» **What to do**
Omit all pictures. Copy the rest of the material exactly.

[Items from a figure collection]
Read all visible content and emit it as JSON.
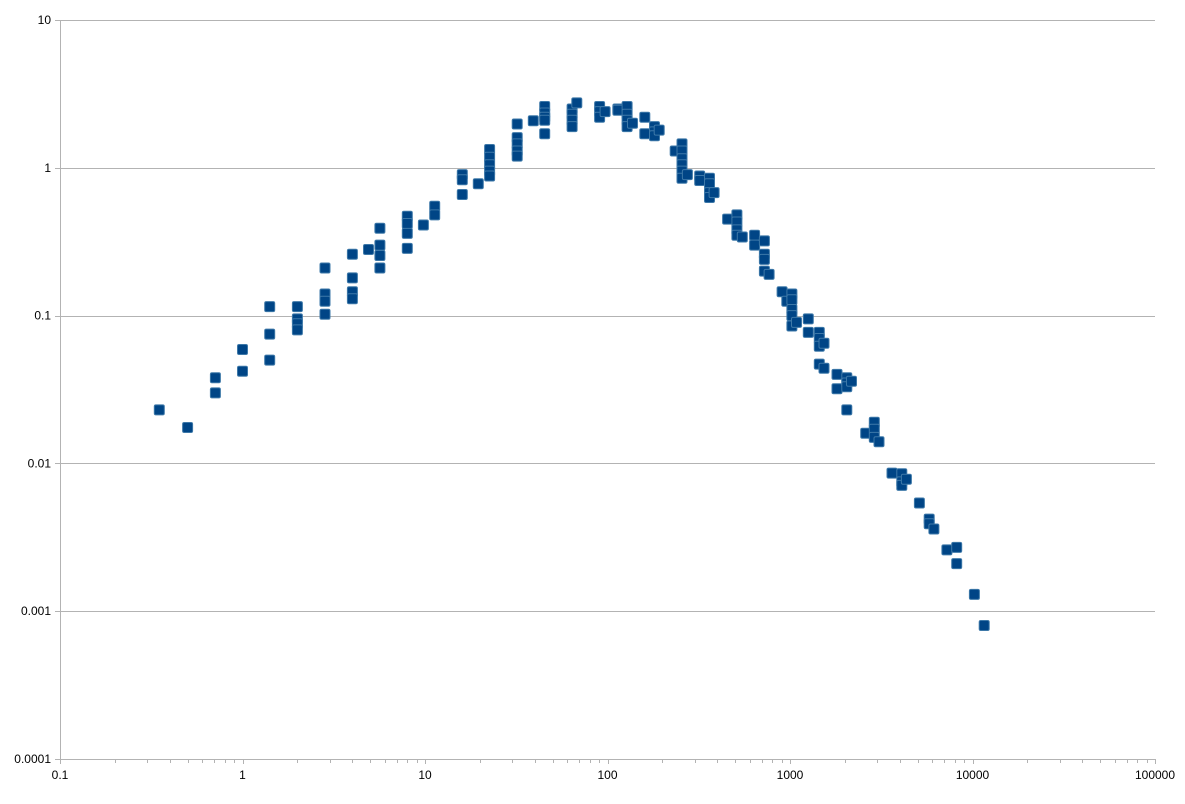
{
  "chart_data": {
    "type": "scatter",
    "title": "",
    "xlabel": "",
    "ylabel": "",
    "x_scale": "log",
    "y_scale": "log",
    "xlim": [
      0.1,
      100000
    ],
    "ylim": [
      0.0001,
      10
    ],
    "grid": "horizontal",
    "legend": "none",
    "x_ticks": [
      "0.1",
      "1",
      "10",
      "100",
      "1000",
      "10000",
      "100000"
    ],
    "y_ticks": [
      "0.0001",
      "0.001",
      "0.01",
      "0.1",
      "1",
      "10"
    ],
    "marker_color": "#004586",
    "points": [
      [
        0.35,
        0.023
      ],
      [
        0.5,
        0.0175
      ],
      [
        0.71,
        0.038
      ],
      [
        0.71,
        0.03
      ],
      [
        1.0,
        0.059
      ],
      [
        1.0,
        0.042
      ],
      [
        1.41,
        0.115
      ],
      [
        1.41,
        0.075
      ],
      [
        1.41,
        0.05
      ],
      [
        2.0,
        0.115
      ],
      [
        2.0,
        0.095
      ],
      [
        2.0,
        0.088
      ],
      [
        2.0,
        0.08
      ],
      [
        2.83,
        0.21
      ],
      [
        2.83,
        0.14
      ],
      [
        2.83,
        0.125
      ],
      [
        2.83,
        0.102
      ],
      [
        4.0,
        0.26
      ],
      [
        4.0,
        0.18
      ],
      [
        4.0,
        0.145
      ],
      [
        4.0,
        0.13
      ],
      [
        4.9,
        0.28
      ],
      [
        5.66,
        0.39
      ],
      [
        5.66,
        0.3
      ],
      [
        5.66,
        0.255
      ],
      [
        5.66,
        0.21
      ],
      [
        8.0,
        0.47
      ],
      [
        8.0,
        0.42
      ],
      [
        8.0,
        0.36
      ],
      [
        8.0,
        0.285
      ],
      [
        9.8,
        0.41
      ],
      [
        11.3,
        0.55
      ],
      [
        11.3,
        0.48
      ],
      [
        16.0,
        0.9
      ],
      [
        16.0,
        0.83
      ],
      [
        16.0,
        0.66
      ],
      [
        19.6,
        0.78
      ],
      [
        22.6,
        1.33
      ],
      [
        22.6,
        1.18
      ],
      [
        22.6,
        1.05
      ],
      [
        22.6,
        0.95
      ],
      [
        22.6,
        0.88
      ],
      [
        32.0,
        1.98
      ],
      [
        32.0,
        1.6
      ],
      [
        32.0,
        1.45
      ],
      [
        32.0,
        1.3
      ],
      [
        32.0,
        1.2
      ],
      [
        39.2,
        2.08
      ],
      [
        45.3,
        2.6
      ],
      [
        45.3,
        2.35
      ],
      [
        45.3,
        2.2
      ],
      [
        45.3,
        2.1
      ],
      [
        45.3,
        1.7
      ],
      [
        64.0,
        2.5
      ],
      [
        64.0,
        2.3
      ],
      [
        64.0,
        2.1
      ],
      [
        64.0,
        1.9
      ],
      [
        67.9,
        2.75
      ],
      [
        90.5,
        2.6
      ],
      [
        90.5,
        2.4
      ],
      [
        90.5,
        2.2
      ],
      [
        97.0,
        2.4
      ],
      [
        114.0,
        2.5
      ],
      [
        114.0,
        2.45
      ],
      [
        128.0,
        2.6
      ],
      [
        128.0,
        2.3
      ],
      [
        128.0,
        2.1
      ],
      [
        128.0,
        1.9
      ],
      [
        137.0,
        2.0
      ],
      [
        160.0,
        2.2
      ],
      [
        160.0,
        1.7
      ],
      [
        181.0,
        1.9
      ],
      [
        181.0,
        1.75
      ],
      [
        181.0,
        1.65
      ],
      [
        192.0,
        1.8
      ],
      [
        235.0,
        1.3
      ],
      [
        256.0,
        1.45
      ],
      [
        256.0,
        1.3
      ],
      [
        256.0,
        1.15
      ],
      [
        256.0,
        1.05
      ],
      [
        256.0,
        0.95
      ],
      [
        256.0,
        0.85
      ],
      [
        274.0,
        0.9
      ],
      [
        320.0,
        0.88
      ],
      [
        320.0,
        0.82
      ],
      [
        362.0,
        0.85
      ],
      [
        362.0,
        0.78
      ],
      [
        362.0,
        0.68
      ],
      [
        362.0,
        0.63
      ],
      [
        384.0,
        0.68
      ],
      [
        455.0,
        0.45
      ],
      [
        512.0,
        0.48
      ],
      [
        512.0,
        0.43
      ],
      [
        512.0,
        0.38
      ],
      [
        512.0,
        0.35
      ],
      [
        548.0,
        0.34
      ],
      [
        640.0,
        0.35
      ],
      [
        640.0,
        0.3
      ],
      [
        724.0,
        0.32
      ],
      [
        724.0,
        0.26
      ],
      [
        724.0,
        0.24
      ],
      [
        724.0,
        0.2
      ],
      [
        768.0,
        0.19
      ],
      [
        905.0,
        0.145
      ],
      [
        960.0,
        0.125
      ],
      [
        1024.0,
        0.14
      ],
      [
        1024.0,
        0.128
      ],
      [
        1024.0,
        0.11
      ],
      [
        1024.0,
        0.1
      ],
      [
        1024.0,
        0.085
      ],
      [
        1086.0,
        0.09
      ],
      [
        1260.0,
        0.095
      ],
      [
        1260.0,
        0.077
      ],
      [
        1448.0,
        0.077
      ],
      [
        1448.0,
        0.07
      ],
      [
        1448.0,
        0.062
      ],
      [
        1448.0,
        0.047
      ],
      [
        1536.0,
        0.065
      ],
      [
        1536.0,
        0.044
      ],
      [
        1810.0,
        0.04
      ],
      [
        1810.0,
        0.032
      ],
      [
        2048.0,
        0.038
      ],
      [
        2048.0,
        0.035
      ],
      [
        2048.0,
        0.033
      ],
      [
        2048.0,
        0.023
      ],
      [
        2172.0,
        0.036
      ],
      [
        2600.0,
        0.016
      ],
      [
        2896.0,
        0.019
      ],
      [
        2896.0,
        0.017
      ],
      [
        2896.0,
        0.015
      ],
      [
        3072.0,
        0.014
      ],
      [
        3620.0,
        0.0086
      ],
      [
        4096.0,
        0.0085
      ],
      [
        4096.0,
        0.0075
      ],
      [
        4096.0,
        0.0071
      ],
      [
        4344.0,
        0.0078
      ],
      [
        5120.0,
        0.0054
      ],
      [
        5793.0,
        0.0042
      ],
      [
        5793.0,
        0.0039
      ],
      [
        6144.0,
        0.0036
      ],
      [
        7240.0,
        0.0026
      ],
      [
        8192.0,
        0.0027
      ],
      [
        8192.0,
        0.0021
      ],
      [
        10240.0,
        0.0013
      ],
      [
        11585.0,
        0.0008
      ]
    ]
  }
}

» **Response to this exercise**
Read all visible content and emit it as JSON.
{
  "chart_data": {
    "type": "scatter",
    "title": "",
    "xlabel": "",
    "ylabel": "",
    "x_scale": "log",
    "y_scale": "log",
    "xlim": [
      0.1,
      100000
    ],
    "ylim": [
      0.0001,
      10
    ],
    "grid": "horizontal",
    "legend": "none",
    "x_ticks": [
      "0.1",
      "1",
      "10",
      "100",
      "1000",
      "10000",
      "100000"
    ],
    "y_ticks": [
      "0.0001",
      "0.001",
      "0.01",
      "0.1",
      "1",
      "10"
    ],
    "marker_color": "#004586",
    "points": [
      [
        0.35,
        0.023
      ],
      [
        0.5,
        0.0175
      ],
      [
        0.71,
        0.038
      ],
      [
        0.71,
        0.03
      ],
      [
        1.0,
        0.059
      ],
      [
        1.0,
        0.042
      ],
      [
        1.41,
        0.115
      ],
      [
        1.41,
        0.075
      ],
      [
        1.41,
        0.05
      ],
      [
        2.0,
        0.115
      ],
      [
        2.0,
        0.095
      ],
      [
        2.0,
        0.088
      ],
      [
        2.0,
        0.08
      ],
      [
        2.83,
        0.21
      ],
      [
        2.83,
        0.14
      ],
      [
        2.83,
        0.125
      ],
      [
        2.83,
        0.102
      ],
      [
        4.0,
        0.26
      ],
      [
        4.0,
        0.18
      ],
      [
        4.0,
        0.145
      ],
      [
        4.0,
        0.13
      ],
      [
        4.9,
        0.28
      ],
      [
        5.66,
        0.39
      ],
      [
        5.66,
        0.3
      ],
      [
        5.66,
        0.255
      ],
      [
        5.66,
        0.21
      ],
      [
        8.0,
        0.47
      ],
      [
        8.0,
        0.42
      ],
      [
        8.0,
        0.36
      ],
      [
        8.0,
        0.285
      ],
      [
        9.8,
        0.41
      ],
      [
        11.3,
        0.55
      ],
      [
        11.3,
        0.48
      ],
      [
        16.0,
        0.9
      ],
      [
        16.0,
        0.83
      ],
      [
        16.0,
        0.66
      ],
      [
        19.6,
        0.78
      ],
      [
        22.6,
        1.33
      ],
      [
        22.6,
        1.18
      ],
      [
        22.6,
        1.05
      ],
      [
        22.6,
        0.95
      ],
      [
        22.6,
        0.88
      ],
      [
        32.0,
        1.98
      ],
      [
        32.0,
        1.6
      ],
      [
        32.0,
        1.45
      ],
      [
        32.0,
        1.3
      ],
      [
        32.0,
        1.2
      ],
      [
        39.2,
        2.08
      ],
      [
        45.3,
        2.6
      ],
      [
        45.3,
        2.35
      ],
      [
        45.3,
        2.2
      ],
      [
        45.3,
        2.1
      ],
      [
        45.3,
        1.7
      ],
      [
        64.0,
        2.5
      ],
      [
        64.0,
        2.3
      ],
      [
        64.0,
        2.1
      ],
      [
        64.0,
        1.9
      ],
      [
        67.9,
        2.75
      ],
      [
        90.5,
        2.6
      ],
      [
        90.5,
        2.4
      ],
      [
        90.5,
        2.2
      ],
      [
        97.0,
        2.4
      ],
      [
        114.0,
        2.5
      ],
      [
        114.0,
        2.45
      ],
      [
        128.0,
        2.6
      ],
      [
        128.0,
        2.3
      ],
      [
        128.0,
        2.1
      ],
      [
        128.0,
        1.9
      ],
      [
        137.0,
        2.0
      ],
      [
        160.0,
        2.2
      ],
      [
        160.0,
        1.7
      ],
      [
        181.0,
        1.9
      ],
      [
        181.0,
        1.75
      ],
      [
        181.0,
        1.65
      ],
      [
        192.0,
        1.8
      ],
      [
        235.0,
        1.3
      ],
      [
        256.0,
        1.45
      ],
      [
        256.0,
        1.3
      ],
      [
        256.0,
        1.15
      ],
      [
        256.0,
        1.05
      ],
      [
        256.0,
        0.95
      ],
      [
        256.0,
        0.85
      ],
      [
        274.0,
        0.9
      ],
      [
        320.0,
        0.88
      ],
      [
        320.0,
        0.82
      ],
      [
        362.0,
        0.85
      ],
      [
        362.0,
        0.78
      ],
      [
        362.0,
        0.68
      ],
      [
        362.0,
        0.63
      ],
      [
        384.0,
        0.68
      ],
      [
        455.0,
        0.45
      ],
      [
        512.0,
        0.48
      ],
      [
        512.0,
        0.43
      ],
      [
        512.0,
        0.38
      ],
      [
        512.0,
        0.35
      ],
      [
        548.0,
        0.34
      ],
      [
        640.0,
        0.35
      ],
      [
        640.0,
        0.3
      ],
      [
        724.0,
        0.32
      ],
      [
        724.0,
        0.26
      ],
      [
        724.0,
        0.24
      ],
      [
        724.0,
        0.2
      ],
      [
        768.0,
        0.19
      ],
      [
        905.0,
        0.145
      ],
      [
        960.0,
        0.125
      ],
      [
        1024.0,
        0.14
      ],
      [
        1024.0,
        0.128
      ],
      [
        1024.0,
        0.11
      ],
      [
        1024.0,
        0.1
      ],
      [
        1024.0,
        0.085
      ],
      [
        1086.0,
        0.09
      ],
      [
        1260.0,
        0.095
      ],
      [
        1260.0,
        0.077
      ],
      [
        1448.0,
        0.077
      ],
      [
        1448.0,
        0.07
      ],
      [
        1448.0,
        0.062
      ],
      [
        1448.0,
        0.047
      ],
      [
        1536.0,
        0.065
      ],
      [
        1536.0,
        0.044
      ],
      [
        1810.0,
        0.04
      ],
      [
        1810.0,
        0.032
      ],
      [
        2048.0,
        0.038
      ],
      [
        2048.0,
        0.035
      ],
      [
        2048.0,
        0.033
      ],
      [
        2048.0,
        0.023
      ],
      [
        2172.0,
        0.036
      ],
      [
        2600.0,
        0.016
      ],
      [
        2896.0,
        0.019
      ],
      [
        2896.0,
        0.017
      ],
      [
        2896.0,
        0.015
      ],
      [
        3072.0,
        0.014
      ],
      [
        3620.0,
        0.0086
      ],
      [
        4096.0,
        0.0085
      ],
      [
        4096.0,
        0.0075
      ],
      [
        4096.0,
        0.0071
      ],
      [
        4344.0,
        0.0078
      ],
      [
        5120.0,
        0.0054
      ],
      [
        5793.0,
        0.0042
      ],
      [
        5793.0,
        0.0039
      ],
      [
        6144.0,
        0.0036
      ],
      [
        7240.0,
        0.0026
      ],
      [
        8192.0,
        0.0027
      ],
      [
        8192.0,
        0.0021
      ],
      [
        10240.0,
        0.0013
      ],
      [
        11585.0,
        0.0008
      ]
    ]
  }
}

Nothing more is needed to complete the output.